[抜粋文]:

端的に申し上げて、断ち物とは、特に尊天に対する断ち物とは絶対的な魂の契約である。
前回はその心構えについて話したと思うが、前回予告申し上げた通り、今日は私の断ち物に対する
姿勢と十一面様がなぜそれほどまでに必要かという話をしたいと思う。
まず私の断ち物は信徒の方々はもうご承知のはづと存ずるが、壮絶なものである。
食事も一日に一度、炭水化物というか米、そばなど、主食になるようなものは一切口にはしない。
菓子や、和菓子も、一つ一つ上げていけばきりがないので、割愛するが、ほとんどが尊天様への
下がりものである。
(例外として、尊天様に朝、夕の上げ物のおさがりの中に、牛乳にバターを溶かし、ごま油を少々垂らした蘇のきわめて類似した飲み物は時間に関係なくいただいている。

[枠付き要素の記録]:
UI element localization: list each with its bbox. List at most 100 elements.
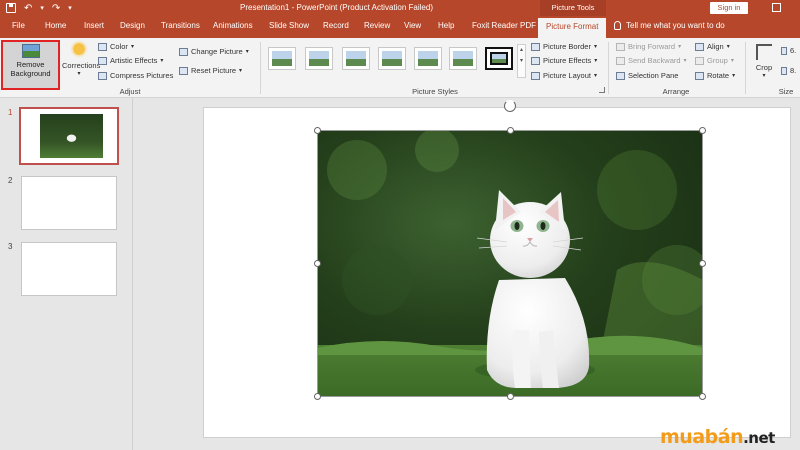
- resize-handle-bottom[interactable]: [507, 393, 514, 400]
- artistic-effects-icon: [98, 56, 107, 65]
- width-field[interactable]: 8.: [781, 66, 796, 75]
- reset-picture-icon: [179, 66, 188, 75]
- resize-handle-top-left[interactable]: [314, 127, 321, 134]
- group-button[interactable]: Group ▾: [695, 56, 734, 65]
- ribbon: Remove Background Corrections ▾ Color ▾ …: [0, 38, 800, 98]
- tab-record[interactable]: Record: [323, 21, 349, 30]
- chevron-down-icon: ▾: [594, 58, 598, 64]
- undo-icon[interactable]: ↶: [24, 3, 32, 14]
- resize-handle-bottom-left[interactable]: [314, 393, 321, 400]
- size-group-label: Size: [778, 87, 794, 96]
- slide-thumbnail-3[interactable]: [21, 242, 117, 296]
- bring-forward-button[interactable]: Bring Forward ▾: [616, 42, 681, 51]
- reset-picture-button[interactable]: Reset Picture ▾: [179, 66, 242, 75]
- picture-layout-label: Picture Layout: [543, 71, 591, 80]
- chevron-down-icon: ▾: [732, 73, 736, 79]
- crop-button[interactable]: Crop ▾: [752, 44, 776, 79]
- crop-icon: [756, 44, 772, 60]
- resize-handle-top-right[interactable]: [699, 127, 706, 134]
- tab-home[interactable]: Home: [45, 21, 66, 30]
- customize-qat-icon[interactable]: ▾: [68, 4, 72, 12]
- group-divider: [745, 42, 746, 94]
- color-button[interactable]: Color ▾: [98, 42, 134, 51]
- chevron-down-icon: ▾: [593, 73, 597, 79]
- chevron-down-icon: ▾: [683, 58, 687, 64]
- tell-me-text: Tell me what you want to do: [626, 21, 725, 30]
- compress-pictures-button[interactable]: Compress Pictures: [98, 71, 173, 80]
- tab-animations[interactable]: Animations: [213, 21, 253, 30]
- save-icon[interactable]: [6, 3, 16, 13]
- picture-style-3[interactable]: [342, 47, 370, 70]
- redo-icon[interactable]: ↷: [52, 3, 60, 14]
- compress-pictures-icon: [98, 71, 107, 80]
- align-button[interactable]: Align ▾: [695, 42, 730, 51]
- watermark-logo: muabán.net: [660, 426, 775, 448]
- tab-help[interactable]: Help: [438, 21, 454, 30]
- picture-border-button[interactable]: Picture Border ▾: [531, 42, 597, 51]
- selection-pane-icon: [616, 71, 625, 80]
- send-backward-icon: [616, 56, 625, 65]
- restore-window-icon[interactable]: [772, 3, 781, 12]
- picture-style-1[interactable]: [268, 47, 296, 70]
- resize-handle-right[interactable]: [699, 260, 706, 267]
- tab-file[interactable]: File: [12, 21, 25, 30]
- rotate-button[interactable]: Rotate ▾: [695, 71, 735, 80]
- tab-transitions[interactable]: Transitions: [161, 21, 200, 30]
- tab-review[interactable]: Review: [364, 21, 390, 30]
- ribbon-tabs: File Home Insert Design Transitions Anim…: [0, 16, 800, 38]
- slide-thumbnail-2[interactable]: [21, 176, 117, 230]
- chevron-down-icon: ▾: [239, 68, 243, 74]
- height-value: 6.: [790, 46, 797, 55]
- slide-thumbnail-1[interactable]: [19, 107, 119, 165]
- tell-me-search[interactable]: Tell me what you want to do: [614, 21, 725, 30]
- compress-pictures-label: Compress Pictures: [110, 71, 174, 80]
- picture-style-2[interactable]: [305, 47, 333, 70]
- picture-effects-button[interactable]: Picture Effects ▾: [531, 56, 597, 65]
- pane-divider[interactable]: [132, 98, 133, 450]
- send-backward-label: Send Backward: [628, 56, 681, 65]
- height-icon: [781, 46, 787, 55]
- selection-pane-button[interactable]: Selection Pane: [616, 71, 678, 80]
- picture-layout-button[interactable]: Picture Layout ▾: [531, 71, 597, 80]
- crop-label: Crop: [755, 63, 773, 72]
- tab-slide-show[interactable]: Slide Show: [269, 21, 309, 30]
- send-backward-button[interactable]: Send Backward ▾: [616, 56, 687, 65]
- picture-style-4[interactable]: [378, 47, 406, 70]
- resize-handle-bottom-right[interactable]: [699, 393, 706, 400]
- chevron-down-icon: ▾: [77, 71, 81, 77]
- remove-background-label-line1: Remove: [16, 60, 45, 69]
- corrections-button[interactable]: Corrections ▾: [62, 40, 100, 77]
- tab-view[interactable]: View: [404, 21, 421, 30]
- resize-handle-top[interactable]: [507, 127, 514, 134]
- tab-insert[interactable]: Insert: [84, 21, 104, 30]
- color-icon: [98, 42, 107, 51]
- cat-photo-image: [317, 130, 703, 397]
- change-picture-icon: [179, 47, 188, 56]
- remove-background-button[interactable]: Remove Background: [1, 40, 60, 90]
- tab-design[interactable]: Design: [120, 21, 145, 30]
- picture-style-6[interactable]: [449, 47, 477, 70]
- bring-forward-icon: [616, 42, 625, 51]
- align-label: Align: [707, 42, 724, 51]
- resize-handle-left[interactable]: [314, 260, 321, 267]
- chevron-down-icon: ▾: [726, 44, 730, 50]
- tab-picture-format[interactable]: Picture Format: [538, 18, 607, 38]
- picture-style-5[interactable]: [414, 47, 442, 70]
- sign-in-button[interactable]: Sign in: [710, 2, 748, 14]
- undo-dropdown-icon[interactable]: ▾: [40, 4, 44, 12]
- picture-style-7[interactable]: [485, 47, 513, 70]
- dialog-launcher-icon[interactable]: [599, 87, 605, 93]
- adjust-group-label: Adjust: [119, 87, 141, 96]
- height-field[interactable]: 6.: [781, 46, 796, 55]
- slide-thumbnail-pane: 1 2 3: [0, 98, 132, 450]
- tab-foxit-reader-pdf[interactable]: Foxit Reader PDF: [472, 21, 536, 30]
- change-picture-button[interactable]: Change Picture ▾: [179, 47, 249, 56]
- group-divider: [260, 42, 261, 94]
- rotate-handle-icon[interactable]: [504, 100, 516, 112]
- slide-thumbnail-picture: [40, 114, 103, 158]
- cat-photo[interactable]: [317, 130, 703, 397]
- chevron-down-icon: ▾: [730, 58, 734, 64]
- gallery-scroll[interactable]: ▴ ▾: [517, 44, 526, 78]
- color-label: Color: [110, 42, 128, 51]
- artistic-effects-button[interactable]: Artistic Effects ▾: [98, 56, 163, 65]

[設問]:
A – 記録のうち、「- resize-handle-bottom[interactable]: [507, 393, 514, 400]」を含む行から「- ribbon: Remove」を含む行までを、両端の行も含めて一字一句変えずに書き写せ。
B – 断ち物についての文章を、最後に示された文の続きから書き進めよ。
記録は断ち物についての文章とは何の関係もない。

[解答一覧]:
A –
- resize-handle-bottom[interactable]: [507, 393, 514, 400]
- artistic-effects-icon: [98, 56, 107, 65]
- width-field[interactable]: 8.: [781, 66, 796, 75]
- reset-picture-icon: [179, 66, 188, 75]
- resize-handle-top-left[interactable]: [314, 127, 321, 134]
- group-button[interactable]: Group ▾: [695, 56, 734, 65]
- ribbon: Remove Background Corrections ▾ Color ▾ …: [0, 38, 800, 98]

B –
朝、夕、多い時は三回尊天様の食事を飲み物から、大根、歓喜団、大飯、小飯、汁、果、干し果、団子、餅、お茶、酒、水を全て、取り替える。ご縁日はもっと豪勢に、これに加え、ニンジン、ナス、タケノコ
尊天はお金を渋ってはいけないので、ごうかな果物といつもより上等な酒と団子、信徒の皆様の
お花代がいかに尊天を助けていることか、それでも経費が足りなくなるときがしばしばで、
篤信な方で通常より多めに献金下さる方にはきっと尊天も頭が下がるおもいであろう。
知識のある方ならわかるが、私ぐらい、昔ながらの作法を省略することなくこのような給仕している
ところは絶対にないはずであるかして、雞羅山から尊天が私の処に降りていらっしゃるわけである。
このようなありがたい給仕が出来るのも、篤信な信徒の方々にお陰であるから他ならず
尊天に成り代わり心から御礼申し上げます。ちなみに一回の尊天のお酒の量であるが三百五十ccを二つ、計七百を一日、多いとき三回飲み干される。酒豪であられる)
話は戻る。
なぜこれ程までになったかというと、信徒様(秘法)を絶対にも成就させるため、個々の進み具合に
応じ、これはいかんという方を命をかけてもとの心の在り方から、私が変わりに断ち、尊天と
契約してきたのがほとんどであるが、振り返ると、この世に楽しみが何もない。
食に興ずるという、人間の楽しみがほとんど失われている。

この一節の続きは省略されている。